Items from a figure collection
══════════
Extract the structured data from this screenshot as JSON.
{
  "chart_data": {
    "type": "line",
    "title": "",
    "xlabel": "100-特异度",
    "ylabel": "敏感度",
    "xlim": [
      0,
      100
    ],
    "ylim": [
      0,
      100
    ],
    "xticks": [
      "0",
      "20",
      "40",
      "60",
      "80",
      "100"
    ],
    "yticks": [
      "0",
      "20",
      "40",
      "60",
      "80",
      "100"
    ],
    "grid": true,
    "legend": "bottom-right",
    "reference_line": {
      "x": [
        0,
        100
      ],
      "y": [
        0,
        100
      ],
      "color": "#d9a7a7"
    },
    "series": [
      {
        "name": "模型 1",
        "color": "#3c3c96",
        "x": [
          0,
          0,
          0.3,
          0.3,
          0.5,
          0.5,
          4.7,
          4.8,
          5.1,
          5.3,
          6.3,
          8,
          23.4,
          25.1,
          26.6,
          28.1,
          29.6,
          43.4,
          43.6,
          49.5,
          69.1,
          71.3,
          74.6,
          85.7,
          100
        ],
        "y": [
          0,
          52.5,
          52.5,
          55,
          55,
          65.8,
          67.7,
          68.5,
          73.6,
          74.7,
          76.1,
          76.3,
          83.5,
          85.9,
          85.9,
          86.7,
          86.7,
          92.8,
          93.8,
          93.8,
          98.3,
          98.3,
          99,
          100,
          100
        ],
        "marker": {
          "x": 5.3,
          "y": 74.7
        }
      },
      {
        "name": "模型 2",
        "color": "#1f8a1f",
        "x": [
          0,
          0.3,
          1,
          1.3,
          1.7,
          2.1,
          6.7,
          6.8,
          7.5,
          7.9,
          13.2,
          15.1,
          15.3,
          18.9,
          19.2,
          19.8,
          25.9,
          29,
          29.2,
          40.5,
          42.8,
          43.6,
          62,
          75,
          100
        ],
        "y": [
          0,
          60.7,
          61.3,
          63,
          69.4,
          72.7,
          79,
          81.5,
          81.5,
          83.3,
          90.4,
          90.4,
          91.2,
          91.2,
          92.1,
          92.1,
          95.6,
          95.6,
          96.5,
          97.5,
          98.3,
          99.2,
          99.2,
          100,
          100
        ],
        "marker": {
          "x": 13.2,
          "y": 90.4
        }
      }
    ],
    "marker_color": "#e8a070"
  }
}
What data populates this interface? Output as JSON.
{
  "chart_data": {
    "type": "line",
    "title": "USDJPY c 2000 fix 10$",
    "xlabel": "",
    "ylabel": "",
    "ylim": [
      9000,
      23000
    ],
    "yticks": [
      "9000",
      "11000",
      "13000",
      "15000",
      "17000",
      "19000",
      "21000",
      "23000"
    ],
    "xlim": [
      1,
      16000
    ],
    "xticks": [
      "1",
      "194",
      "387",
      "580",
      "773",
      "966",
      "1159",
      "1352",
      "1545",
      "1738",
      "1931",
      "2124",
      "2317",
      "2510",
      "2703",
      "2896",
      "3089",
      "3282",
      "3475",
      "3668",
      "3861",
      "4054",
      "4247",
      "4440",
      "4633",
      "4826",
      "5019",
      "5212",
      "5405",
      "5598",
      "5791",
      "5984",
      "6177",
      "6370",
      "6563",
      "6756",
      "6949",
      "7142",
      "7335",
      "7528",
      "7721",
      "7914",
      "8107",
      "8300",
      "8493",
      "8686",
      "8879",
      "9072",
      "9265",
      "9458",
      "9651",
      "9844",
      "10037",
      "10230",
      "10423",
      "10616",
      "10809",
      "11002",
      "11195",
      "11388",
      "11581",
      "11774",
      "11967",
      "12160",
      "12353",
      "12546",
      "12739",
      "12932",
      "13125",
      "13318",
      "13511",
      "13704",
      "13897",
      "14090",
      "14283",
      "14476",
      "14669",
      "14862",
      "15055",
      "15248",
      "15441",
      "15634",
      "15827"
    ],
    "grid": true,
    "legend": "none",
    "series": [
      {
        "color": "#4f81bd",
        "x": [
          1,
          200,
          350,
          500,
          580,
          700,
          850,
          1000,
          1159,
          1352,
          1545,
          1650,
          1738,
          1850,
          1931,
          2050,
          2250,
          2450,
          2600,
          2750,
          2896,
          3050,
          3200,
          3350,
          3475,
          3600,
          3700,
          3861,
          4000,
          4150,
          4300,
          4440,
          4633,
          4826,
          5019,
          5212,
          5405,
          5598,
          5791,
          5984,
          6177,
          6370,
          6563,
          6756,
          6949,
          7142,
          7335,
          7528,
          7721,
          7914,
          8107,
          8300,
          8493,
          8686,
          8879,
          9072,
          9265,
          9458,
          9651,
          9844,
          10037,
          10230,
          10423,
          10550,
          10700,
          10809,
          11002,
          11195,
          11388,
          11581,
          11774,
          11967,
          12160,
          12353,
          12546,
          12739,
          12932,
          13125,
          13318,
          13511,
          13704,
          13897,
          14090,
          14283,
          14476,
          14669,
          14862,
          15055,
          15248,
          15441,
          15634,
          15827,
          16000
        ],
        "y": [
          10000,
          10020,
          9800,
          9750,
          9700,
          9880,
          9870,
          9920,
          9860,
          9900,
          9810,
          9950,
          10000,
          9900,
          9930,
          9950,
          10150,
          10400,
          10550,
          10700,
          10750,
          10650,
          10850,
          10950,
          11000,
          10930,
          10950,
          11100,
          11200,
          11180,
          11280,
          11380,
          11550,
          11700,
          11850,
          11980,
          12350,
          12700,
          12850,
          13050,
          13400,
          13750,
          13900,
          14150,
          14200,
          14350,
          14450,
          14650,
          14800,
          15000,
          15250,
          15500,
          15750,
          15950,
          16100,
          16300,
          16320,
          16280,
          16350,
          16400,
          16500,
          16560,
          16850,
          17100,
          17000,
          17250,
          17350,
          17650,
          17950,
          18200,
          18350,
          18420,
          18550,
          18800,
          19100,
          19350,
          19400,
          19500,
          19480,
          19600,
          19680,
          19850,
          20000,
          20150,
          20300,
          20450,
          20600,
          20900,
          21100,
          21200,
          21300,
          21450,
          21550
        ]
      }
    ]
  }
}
══════════
__Exercise objective__:
Reproduce each entry word for word.

__Output for this task__:
Extract the structured data from this screenshot as JSON.
{
  "chart_data": {
    "type": "line",
    "title": "",
    "xlabel": "100-特异度",
    "ylabel": "敏感度",
    "xlim": [
      0,
      100
    ],
    "ylim": [
      0,
      100
    ],
    "xticks": [
      "0",
      "20",
      "40",
      "60",
      "80",
      "100"
    ],
    "yticks": [
      "0",
      "20",
      "40",
      "60",
      "80",
      "100"
    ],
    "grid": true,
    "legend": "bottom-right",
    "reference_line": {
      "x": [
        0,
        100
      ],
      "y": [
        0,
        100
      ],
      "color": "#d9a7a7"
    },
    "series": [
      {
        "name": "模型 1",
        "color": "#3c3c96",
        "x": [
          0,
          0,
          0.3,
          0.3,
          0.5,
          0.5,
          4.7,
          4.8,
          5.1,
          5.3,
          6.3,
          8,
          23.4,
          25.1,
          26.6,
          28.1,
          29.6,
          43.4,
          43.6,
          49.5,
          69.1,
          71.3,
          74.6,
          85.7,
          100
        ],
        "y": [
          0,
          52.5,
          52.5,
          55,
          55,
          65.8,
          67.7,
          68.5,
          73.6,
          74.7,
          76.1,
          76.3,
          83.5,
          85.9,
          85.9,
          86.7,
          86.7,
          92.8,
          93.8,
          93.8,
          98.3,
          98.3,
          99,
          100,
          100
        ],
        "marker": {
          "x": 5.3,
          "y": 74.7
        }
      },
      {
        "name": "模型 2",
        "color": "#1f8a1f",
        "x": [
          0,
          0.3,
          1,
          1.3,
          1.7,
          2.1,
          6.7,
          6.8,
          7.5,
          7.9,
          13.2,
          15.1,
          15.3,
          18.9,
          19.2,
          19.8,
          25.9,
          29,
          29.2,
          40.5,
          42.8,
          43.6,
          62,
          75,
          100
        ],
        "y": [
          0,
          60.7,
          61.3,
          63,
          69.4,
          72.7,
          79,
          81.5,
          81.5,
          83.3,
          90.4,
          90.4,
          91.2,
          91.2,
          92.1,
          92.1,
          95.6,
          95.6,
          96.5,
          97.5,
          98.3,
          99.2,
          99.2,
          100,
          100
        ],
        "marker": {
          "x": 13.2,
          "y": 90.4
        }
      }
    ],
    "marker_color": "#e8a070"
  }
}
What data populates this interface? Output as JSON.
{
  "chart_data": {
    "type": "line",
    "title": "USDJPY c 2000 fix 10$",
    "xlabel": "",
    "ylabel": "",
    "ylim": [
      9000,
      23000
    ],
    "yticks": [
      "9000",
      "11000",
      "13000",
      "15000",
      "17000",
      "19000",
      "21000",
      "23000"
    ],
    "xlim": [
      1,
      16000
    ],
    "xticks": [
      "1",
      "194",
      "387",
      "580",
      "773",
      "966",
      "1159",
      "1352",
      "1545",
      "1738",
      "1931",
      "2124",
      "2317",
      "2510",
      "2703",
      "2896",
      "3089",
      "3282",
      "3475",
      "3668",
      "3861",
      "4054",
      "4247",
      "4440",
      "4633",
      "4826",
      "5019",
      "5212",
      "5405",
      "5598",
      "5791",
      "5984",
      "6177",
      "6370",
      "6563",
      "6756",
      "6949",
      "7142",
      "7335",
      "7528",
      "7721",
      "7914",
      "8107",
      "8300",
      "8493",
      "8686",
      "8879",
      "9072",
      "9265",
      "9458",
      "9651",
      "9844",
      "10037",
      "10230",
      "10423",
      "10616",
      "10809",
      "11002",
      "11195",
      "11388",
      "11581",
      "11774",
      "11967",
      "12160",
      "12353",
      "12546",
      "12739",
      "12932",
      "13125",
      "13318",
      "13511",
      "13704",
      "13897",
      "14090",
      "14283",
      "14476",
      "14669",
      "14862",
      "15055",
      "15248",
      "15441",
      "15634",
      "15827"
    ],
    "grid": true,
    "legend": "none",
    "series": [
      {
        "color": "#4f81bd",
        "x": [
          1,
          200,
          350,
          500,
          580,
          700,
          850,
          1000,
          1159,
          1352,
          1545,
          1650,
          1738,
          1850,
          1931,
          2050,
          2250,
          2450,
          2600,
          2750,
          2896,
          3050,
          3200,
          3350,
          3475,
          3600,
          3700,
          3861,
          4000,
          4150,
          4300,
          4440,
          4633,
          4826,
          5019,
          5212,
          5405,
          5598,
          5791,
          5984,
          6177,
          6370,
          6563,
          6756,
          6949,
          7142,
          7335,
          7528,
          7721,
          7914,
          8107,
          8300,
          8493,
          8686,
          8879,
          9072,
          9265,
          9458,
          9651,
          9844,
          10037,
          10230,
          10423,
          10550,
          10700,
          10809,
          11002,
          11195,
          11388,
          11581,
          11774,
          11967,
          12160,
          12353,
          12546,
          12739,
          12932,
          13125,
          13318,
          13511,
          13704,
          13897,
          14090,
          14283,
          14476,
          14669,
          14862,
          15055,
          15248,
          15441,
          15634,
          15827,
          16000
        ],
        "y": [
          10000,
          10020,
          9800,
          9750,
          9700,
          9880,
          9870,
          9920,
          9860,
          9900,
          9810,
          9950,
          10000,
          9900,
          9930,
          9950,
          10150,
          10400,
          10550,
          10700,
          10750,
          10650,
          10850,
          10950,
          11000,
          10930,
          10950,
          11100,
          11200,
          11180,
          11280,
          11380,
          11550,
          11700,
          11850,
          11980,
          12350,
          12700,
          12850,
          13050,
          13400,
          13750,
          13900,
          14150,
          14200,
          14350,
          14450,
          14650,
          14800,
          15000,
          15250,
          15500,
          15750,
          15950,
          16100,
          16300,
          16320,
          16280,
          16350,
          16400,
          16500,
          16560,
          16850,
          17100,
          17000,
          17250,
          17350,
          17650,
          17950,
          18200,
          18350,
          18420,
          18550,
          18800,
          19100,
          19350,
          19400,
          19500,
          19480,
          19600,
          19680,
          19850,
          20000,
          20150,
          20300,
          20450,
          20600,
          20900,
          21100,
          21200,
          21300,
          21450,
          21550
        ]
      }
    ]
  }
}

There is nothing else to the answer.